----- DATA SUPPLIED
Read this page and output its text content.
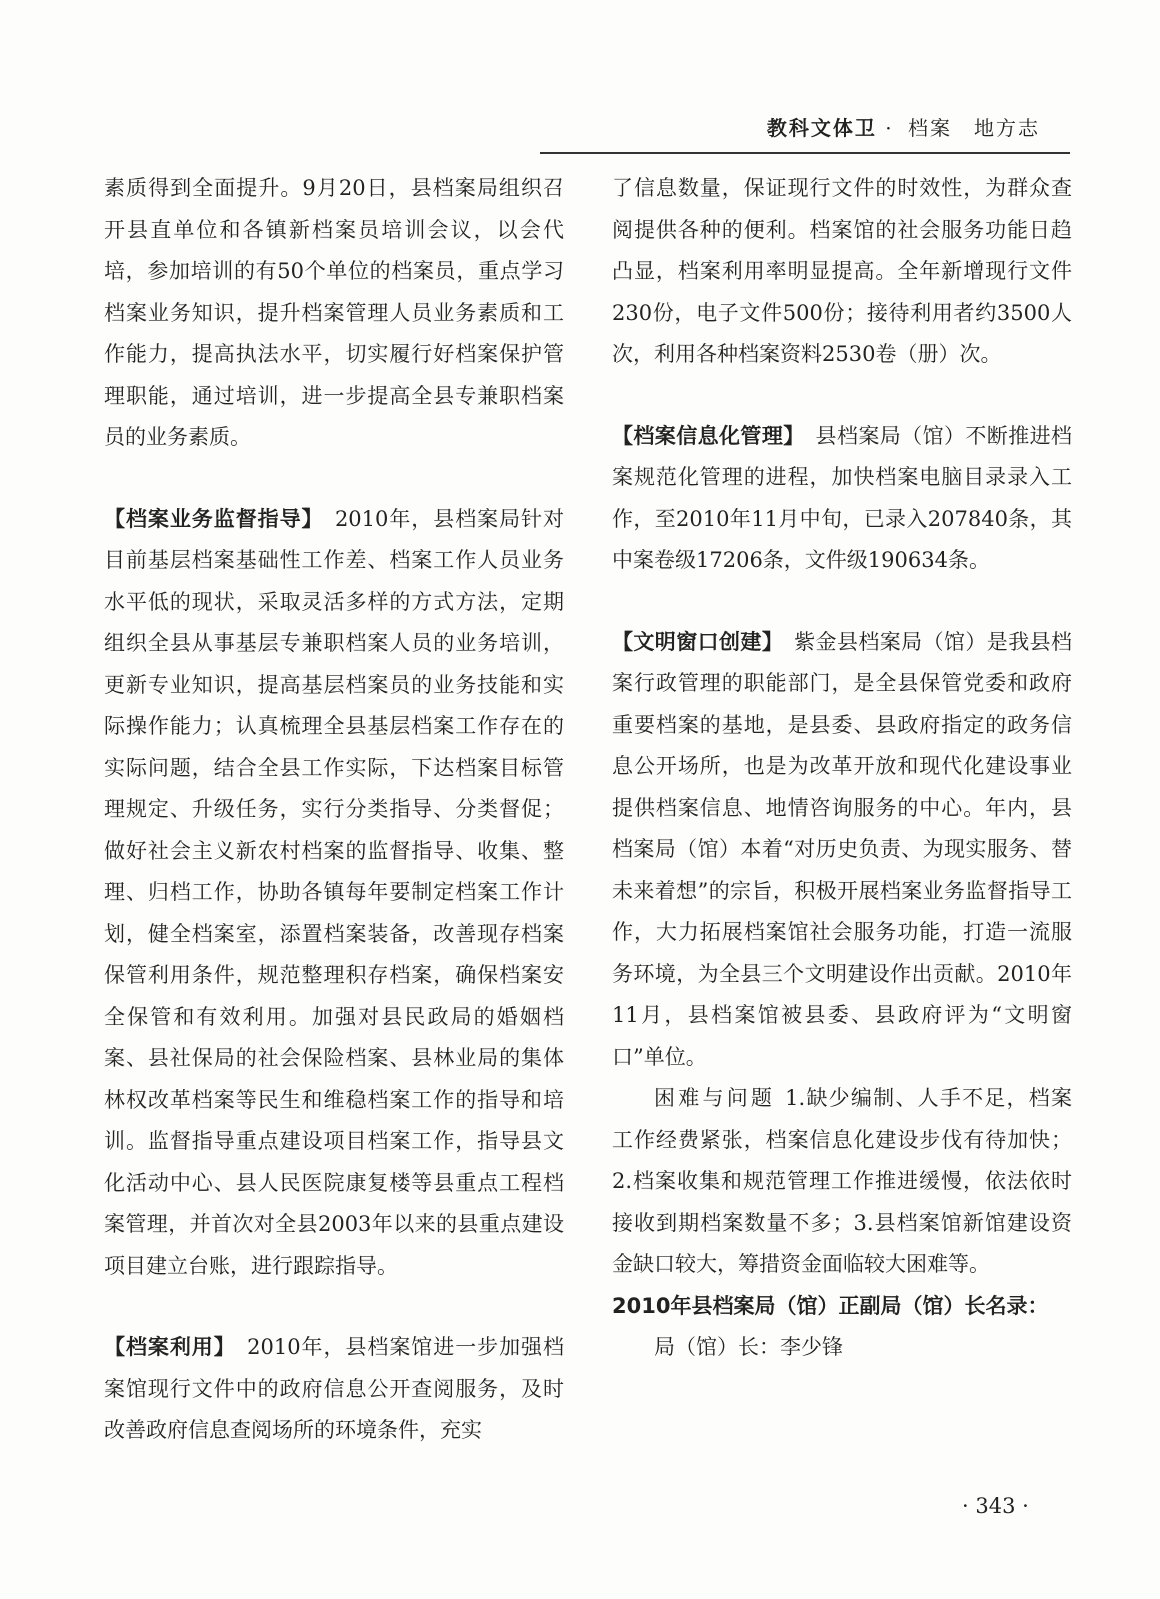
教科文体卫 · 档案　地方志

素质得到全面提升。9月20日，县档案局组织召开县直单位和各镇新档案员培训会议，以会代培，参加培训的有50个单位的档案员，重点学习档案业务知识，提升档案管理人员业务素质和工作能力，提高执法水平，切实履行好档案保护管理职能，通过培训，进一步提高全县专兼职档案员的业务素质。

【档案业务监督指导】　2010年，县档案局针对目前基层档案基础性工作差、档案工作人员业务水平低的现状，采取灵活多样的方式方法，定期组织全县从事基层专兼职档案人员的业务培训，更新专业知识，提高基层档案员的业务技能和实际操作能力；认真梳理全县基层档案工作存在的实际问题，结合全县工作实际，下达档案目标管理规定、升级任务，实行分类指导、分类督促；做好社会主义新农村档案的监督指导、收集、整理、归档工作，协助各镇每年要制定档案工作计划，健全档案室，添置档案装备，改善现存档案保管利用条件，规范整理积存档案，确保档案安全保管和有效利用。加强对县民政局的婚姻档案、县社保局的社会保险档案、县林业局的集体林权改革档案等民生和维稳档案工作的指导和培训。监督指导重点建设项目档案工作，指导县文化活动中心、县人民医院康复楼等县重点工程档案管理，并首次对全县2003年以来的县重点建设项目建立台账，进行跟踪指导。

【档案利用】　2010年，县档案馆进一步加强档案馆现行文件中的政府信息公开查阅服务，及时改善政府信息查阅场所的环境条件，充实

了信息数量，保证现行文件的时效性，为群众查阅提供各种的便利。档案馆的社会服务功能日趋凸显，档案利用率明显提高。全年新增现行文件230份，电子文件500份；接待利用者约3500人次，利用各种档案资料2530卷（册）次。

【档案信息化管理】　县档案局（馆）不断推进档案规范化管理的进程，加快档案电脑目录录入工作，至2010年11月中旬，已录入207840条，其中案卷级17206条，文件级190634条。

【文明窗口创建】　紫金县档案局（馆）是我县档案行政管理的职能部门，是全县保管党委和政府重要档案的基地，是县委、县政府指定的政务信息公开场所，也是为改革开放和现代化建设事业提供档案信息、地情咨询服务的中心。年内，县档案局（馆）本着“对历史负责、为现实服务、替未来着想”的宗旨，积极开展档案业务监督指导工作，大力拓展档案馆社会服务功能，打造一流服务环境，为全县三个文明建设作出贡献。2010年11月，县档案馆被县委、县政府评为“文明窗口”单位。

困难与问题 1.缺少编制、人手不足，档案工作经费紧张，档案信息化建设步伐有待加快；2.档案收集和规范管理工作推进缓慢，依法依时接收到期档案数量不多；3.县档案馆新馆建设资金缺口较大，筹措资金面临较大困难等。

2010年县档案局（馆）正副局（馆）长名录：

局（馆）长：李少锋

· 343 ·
----------
----- DATA SUPPLIED
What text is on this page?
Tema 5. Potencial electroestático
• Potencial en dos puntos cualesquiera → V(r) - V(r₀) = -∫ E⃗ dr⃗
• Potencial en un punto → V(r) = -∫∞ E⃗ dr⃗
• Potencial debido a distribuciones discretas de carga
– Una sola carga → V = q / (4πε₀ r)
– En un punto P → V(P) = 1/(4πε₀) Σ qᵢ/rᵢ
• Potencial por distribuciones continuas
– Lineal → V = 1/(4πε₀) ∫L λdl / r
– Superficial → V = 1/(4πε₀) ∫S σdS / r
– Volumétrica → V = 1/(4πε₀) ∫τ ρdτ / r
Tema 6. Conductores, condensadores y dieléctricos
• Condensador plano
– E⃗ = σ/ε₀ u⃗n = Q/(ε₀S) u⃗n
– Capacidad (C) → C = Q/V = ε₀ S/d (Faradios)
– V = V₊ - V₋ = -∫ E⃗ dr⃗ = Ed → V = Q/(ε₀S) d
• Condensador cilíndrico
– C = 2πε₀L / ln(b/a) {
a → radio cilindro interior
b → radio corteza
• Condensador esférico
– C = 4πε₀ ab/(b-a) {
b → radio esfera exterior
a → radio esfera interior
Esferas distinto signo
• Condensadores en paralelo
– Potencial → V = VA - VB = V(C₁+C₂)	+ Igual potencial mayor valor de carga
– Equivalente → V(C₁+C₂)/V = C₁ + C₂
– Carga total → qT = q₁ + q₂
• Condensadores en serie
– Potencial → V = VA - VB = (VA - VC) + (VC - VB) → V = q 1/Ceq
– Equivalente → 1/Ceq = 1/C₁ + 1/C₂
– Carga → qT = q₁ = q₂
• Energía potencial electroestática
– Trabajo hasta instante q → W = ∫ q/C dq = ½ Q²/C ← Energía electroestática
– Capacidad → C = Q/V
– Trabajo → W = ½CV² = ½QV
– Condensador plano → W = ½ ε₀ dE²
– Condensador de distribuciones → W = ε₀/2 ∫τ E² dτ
----------
● DIRECTIVE: In the records above, locate every line with the string "text" and copy it.

● TASK SOLUTION:
Read this page and output its text content.
What text is on this page?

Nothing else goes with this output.